GOAL:
Pictures do not belong in the copy. Return all of the entries exactly.

Stored data

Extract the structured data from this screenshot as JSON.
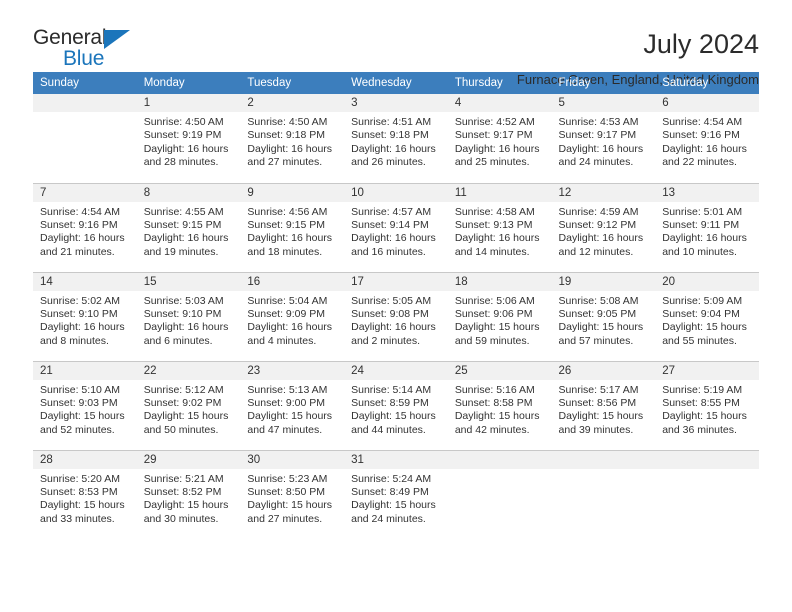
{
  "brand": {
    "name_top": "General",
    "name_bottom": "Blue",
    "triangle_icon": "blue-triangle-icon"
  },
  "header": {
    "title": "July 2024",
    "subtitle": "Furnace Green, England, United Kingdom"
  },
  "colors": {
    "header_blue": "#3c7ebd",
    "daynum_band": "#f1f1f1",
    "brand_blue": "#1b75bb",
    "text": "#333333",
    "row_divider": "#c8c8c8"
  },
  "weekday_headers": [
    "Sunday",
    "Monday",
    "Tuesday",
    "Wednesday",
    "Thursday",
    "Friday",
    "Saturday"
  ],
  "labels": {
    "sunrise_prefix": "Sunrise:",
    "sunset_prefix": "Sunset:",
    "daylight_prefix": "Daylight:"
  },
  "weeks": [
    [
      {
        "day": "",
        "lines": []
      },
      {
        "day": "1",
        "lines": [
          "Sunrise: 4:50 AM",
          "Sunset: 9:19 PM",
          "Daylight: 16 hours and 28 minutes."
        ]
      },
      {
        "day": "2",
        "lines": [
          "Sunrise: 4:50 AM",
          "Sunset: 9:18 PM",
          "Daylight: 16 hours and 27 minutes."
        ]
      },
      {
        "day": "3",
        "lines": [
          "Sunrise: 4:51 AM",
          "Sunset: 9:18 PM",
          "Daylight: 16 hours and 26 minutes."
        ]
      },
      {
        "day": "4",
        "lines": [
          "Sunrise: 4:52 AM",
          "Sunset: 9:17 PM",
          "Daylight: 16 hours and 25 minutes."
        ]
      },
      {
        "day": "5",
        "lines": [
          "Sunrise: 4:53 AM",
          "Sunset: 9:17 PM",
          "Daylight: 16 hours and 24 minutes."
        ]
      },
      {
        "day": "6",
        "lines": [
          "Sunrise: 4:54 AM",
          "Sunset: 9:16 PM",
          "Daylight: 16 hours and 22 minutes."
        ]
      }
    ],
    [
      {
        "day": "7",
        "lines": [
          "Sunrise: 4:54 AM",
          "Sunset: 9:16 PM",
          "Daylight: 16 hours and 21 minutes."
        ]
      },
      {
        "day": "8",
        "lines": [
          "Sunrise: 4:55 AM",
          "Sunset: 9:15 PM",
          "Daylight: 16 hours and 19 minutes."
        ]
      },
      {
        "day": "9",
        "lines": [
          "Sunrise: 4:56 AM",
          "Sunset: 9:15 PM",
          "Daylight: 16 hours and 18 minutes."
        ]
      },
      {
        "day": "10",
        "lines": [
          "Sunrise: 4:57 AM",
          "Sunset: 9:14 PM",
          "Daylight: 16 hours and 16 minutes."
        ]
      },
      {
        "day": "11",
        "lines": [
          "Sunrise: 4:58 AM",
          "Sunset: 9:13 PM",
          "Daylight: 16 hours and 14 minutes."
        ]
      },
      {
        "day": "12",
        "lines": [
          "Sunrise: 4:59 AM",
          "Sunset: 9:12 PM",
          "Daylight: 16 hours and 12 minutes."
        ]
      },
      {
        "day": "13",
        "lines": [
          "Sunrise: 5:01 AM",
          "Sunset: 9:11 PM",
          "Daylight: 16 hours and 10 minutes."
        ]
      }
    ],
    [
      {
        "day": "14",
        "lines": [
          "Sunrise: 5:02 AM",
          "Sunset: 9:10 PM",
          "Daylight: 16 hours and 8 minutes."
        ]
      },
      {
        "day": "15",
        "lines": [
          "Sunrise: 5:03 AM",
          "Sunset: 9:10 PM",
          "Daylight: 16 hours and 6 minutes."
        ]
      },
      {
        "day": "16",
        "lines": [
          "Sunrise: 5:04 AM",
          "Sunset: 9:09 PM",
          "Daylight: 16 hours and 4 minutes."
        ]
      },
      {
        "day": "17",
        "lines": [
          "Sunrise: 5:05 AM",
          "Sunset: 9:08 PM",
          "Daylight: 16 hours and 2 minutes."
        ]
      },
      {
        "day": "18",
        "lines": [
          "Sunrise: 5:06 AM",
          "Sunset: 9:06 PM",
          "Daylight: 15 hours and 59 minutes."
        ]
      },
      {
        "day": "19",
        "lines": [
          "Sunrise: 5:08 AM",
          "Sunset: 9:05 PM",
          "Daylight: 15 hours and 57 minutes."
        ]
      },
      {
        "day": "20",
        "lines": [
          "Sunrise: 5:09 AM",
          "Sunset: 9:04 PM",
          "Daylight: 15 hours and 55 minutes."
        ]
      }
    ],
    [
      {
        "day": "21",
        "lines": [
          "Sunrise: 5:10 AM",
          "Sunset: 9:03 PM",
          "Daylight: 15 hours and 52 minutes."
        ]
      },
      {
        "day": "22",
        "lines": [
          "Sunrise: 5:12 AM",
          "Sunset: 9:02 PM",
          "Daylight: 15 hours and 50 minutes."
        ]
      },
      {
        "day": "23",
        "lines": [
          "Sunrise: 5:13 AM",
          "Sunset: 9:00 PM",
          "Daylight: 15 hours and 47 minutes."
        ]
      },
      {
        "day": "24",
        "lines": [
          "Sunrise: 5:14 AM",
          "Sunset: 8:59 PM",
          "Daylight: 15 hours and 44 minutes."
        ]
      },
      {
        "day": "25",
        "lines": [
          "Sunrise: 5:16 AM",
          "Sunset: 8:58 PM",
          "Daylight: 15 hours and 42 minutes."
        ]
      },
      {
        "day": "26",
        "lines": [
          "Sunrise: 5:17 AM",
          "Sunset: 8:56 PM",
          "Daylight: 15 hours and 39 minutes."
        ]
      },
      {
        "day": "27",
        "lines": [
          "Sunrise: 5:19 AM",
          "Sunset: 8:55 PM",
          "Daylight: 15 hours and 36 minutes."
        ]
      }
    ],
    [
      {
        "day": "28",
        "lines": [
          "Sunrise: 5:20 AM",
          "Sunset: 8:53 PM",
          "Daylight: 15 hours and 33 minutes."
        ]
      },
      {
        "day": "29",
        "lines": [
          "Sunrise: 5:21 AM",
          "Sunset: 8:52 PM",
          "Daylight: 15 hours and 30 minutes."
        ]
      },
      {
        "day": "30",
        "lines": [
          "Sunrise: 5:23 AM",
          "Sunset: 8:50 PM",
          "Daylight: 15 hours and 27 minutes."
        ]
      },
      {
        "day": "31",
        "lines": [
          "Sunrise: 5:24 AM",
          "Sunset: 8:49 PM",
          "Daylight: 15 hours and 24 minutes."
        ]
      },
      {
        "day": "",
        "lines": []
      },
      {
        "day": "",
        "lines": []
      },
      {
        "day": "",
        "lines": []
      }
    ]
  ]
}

ANSWER TO THE PROBLEM:
Extract the structured data from this screenshot as JSON.
{
  "brand": {
    "name_top": "General",
    "name_bottom": "Blue",
    "triangle_icon": "blue-triangle-icon"
  },
  "header": {
    "title": "July 2024",
    "subtitle": "Furnace Green, England, United Kingdom"
  },
  "colors": {
    "header_blue": "#3c7ebd",
    "daynum_band": "#f1f1f1",
    "brand_blue": "#1b75bb",
    "text": "#333333",
    "row_divider": "#c8c8c8"
  },
  "weekday_headers": [
    "Sunday",
    "Monday",
    "Tuesday",
    "Wednesday",
    "Thursday",
    "Friday",
    "Saturday"
  ],
  "labels": {
    "sunrise_prefix": "Sunrise:",
    "sunset_prefix": "Sunset:",
    "daylight_prefix": "Daylight:"
  },
  "weeks": [
    [
      {
        "day": "",
        "lines": []
      },
      {
        "day": "1",
        "lines": [
          "Sunrise: 4:50 AM",
          "Sunset: 9:19 PM",
          "Daylight: 16 hours and 28 minutes."
        ]
      },
      {
        "day": "2",
        "lines": [
          "Sunrise: 4:50 AM",
          "Sunset: 9:18 PM",
          "Daylight: 16 hours and 27 minutes."
        ]
      },
      {
        "day": "3",
        "lines": [
          "Sunrise: 4:51 AM",
          "Sunset: 9:18 PM",
          "Daylight: 16 hours and 26 minutes."
        ]
      },
      {
        "day": "4",
        "lines": [
          "Sunrise: 4:52 AM",
          "Sunset: 9:17 PM",
          "Daylight: 16 hours and 25 minutes."
        ]
      },
      {
        "day": "5",
        "lines": [
          "Sunrise: 4:53 AM",
          "Sunset: 9:17 PM",
          "Daylight: 16 hours and 24 minutes."
        ]
      },
      {
        "day": "6",
        "lines": [
          "Sunrise: 4:54 AM",
          "Sunset: 9:16 PM",
          "Daylight: 16 hours and 22 minutes."
        ]
      }
    ],
    [
      {
        "day": "7",
        "lines": [
          "Sunrise: 4:54 AM",
          "Sunset: 9:16 PM",
          "Daylight: 16 hours and 21 minutes."
        ]
      },
      {
        "day": "8",
        "lines": [
          "Sunrise: 4:55 AM",
          "Sunset: 9:15 PM",
          "Daylight: 16 hours and 19 minutes."
        ]
      },
      {
        "day": "9",
        "lines": [
          "Sunrise: 4:56 AM",
          "Sunset: 9:15 PM",
          "Daylight: 16 hours and 18 minutes."
        ]
      },
      {
        "day": "10",
        "lines": [
          "Sunrise: 4:57 AM",
          "Sunset: 9:14 PM",
          "Daylight: 16 hours and 16 minutes."
        ]
      },
      {
        "day": "11",
        "lines": [
          "Sunrise: 4:58 AM",
          "Sunset: 9:13 PM",
          "Daylight: 16 hours and 14 minutes."
        ]
      },
      {
        "day": "12",
        "lines": [
          "Sunrise: 4:59 AM",
          "Sunset: 9:12 PM",
          "Daylight: 16 hours and 12 minutes."
        ]
      },
      {
        "day": "13",
        "lines": [
          "Sunrise: 5:01 AM",
          "Sunset: 9:11 PM",
          "Daylight: 16 hours and 10 minutes."
        ]
      }
    ],
    [
      {
        "day": "14",
        "lines": [
          "Sunrise: 5:02 AM",
          "Sunset: 9:10 PM",
          "Daylight: 16 hours and 8 minutes."
        ]
      },
      {
        "day": "15",
        "lines": [
          "Sunrise: 5:03 AM",
          "Sunset: 9:10 PM",
          "Daylight: 16 hours and 6 minutes."
        ]
      },
      {
        "day": "16",
        "lines": [
          "Sunrise: 5:04 AM",
          "Sunset: 9:09 PM",
          "Daylight: 16 hours and 4 minutes."
        ]
      },
      {
        "day": "17",
        "lines": [
          "Sunrise: 5:05 AM",
          "Sunset: 9:08 PM",
          "Daylight: 16 hours and 2 minutes."
        ]
      },
      {
        "day": "18",
        "lines": [
          "Sunrise: 5:06 AM",
          "Sunset: 9:06 PM",
          "Daylight: 15 hours and 59 minutes."
        ]
      },
      {
        "day": "19",
        "lines": [
          "Sunrise: 5:08 AM",
          "Sunset: 9:05 PM",
          "Daylight: 15 hours and 57 minutes."
        ]
      },
      {
        "day": "20",
        "lines": [
          "Sunrise: 5:09 AM",
          "Sunset: 9:04 PM",
          "Daylight: 15 hours and 55 minutes."
        ]
      }
    ],
    [
      {
        "day": "21",
        "lines": [
          "Sunrise: 5:10 AM",
          "Sunset: 9:03 PM",
          "Daylight: 15 hours and 52 minutes."
        ]
      },
      {
        "day": "22",
        "lines": [
          "Sunrise: 5:12 AM",
          "Sunset: 9:02 PM",
          "Daylight: 15 hours and 50 minutes."
        ]
      },
      {
        "day": "23",
        "lines": [
          "Sunrise: 5:13 AM",
          "Sunset: 9:00 PM",
          "Daylight: 15 hours and 47 minutes."
        ]
      },
      {
        "day": "24",
        "lines": [
          "Sunrise: 5:14 AM",
          "Sunset: 8:59 PM",
          "Daylight: 15 hours and 44 minutes."
        ]
      },
      {
        "day": "25",
        "lines": [
          "Sunrise: 5:16 AM",
          "Sunset: 8:58 PM",
          "Daylight: 15 hours and 42 minutes."
        ]
      },
      {
        "day": "26",
        "lines": [
          "Sunrise: 5:17 AM",
          "Sunset: 8:56 PM",
          "Daylight: 15 hours and 39 minutes."
        ]
      },
      {
        "day": "27",
        "lines": [
          "Sunrise: 5:19 AM",
          "Sunset: 8:55 PM",
          "Daylight: 15 hours and 36 minutes."
        ]
      }
    ],
    [
      {
        "day": "28",
        "lines": [
          "Sunrise: 5:20 AM",
          "Sunset: 8:53 PM",
          "Daylight: 15 hours and 33 minutes."
        ]
      },
      {
        "day": "29",
        "lines": [
          "Sunrise: 5:21 AM",
          "Sunset: 8:52 PM",
          "Daylight: 15 hours and 30 minutes."
        ]
      },
      {
        "day": "30",
        "lines": [
          "Sunrise: 5:23 AM",
          "Sunset: 8:50 PM",
          "Daylight: 15 hours and 27 minutes."
        ]
      },
      {
        "day": "31",
        "lines": [
          "Sunrise: 5:24 AM",
          "Sunset: 8:49 PM",
          "Daylight: 15 hours and 24 minutes."
        ]
      },
      {
        "day": "",
        "lines": []
      },
      {
        "day": "",
        "lines": []
      },
      {
        "day": "",
        "lines": []
      }
    ]
  ]
}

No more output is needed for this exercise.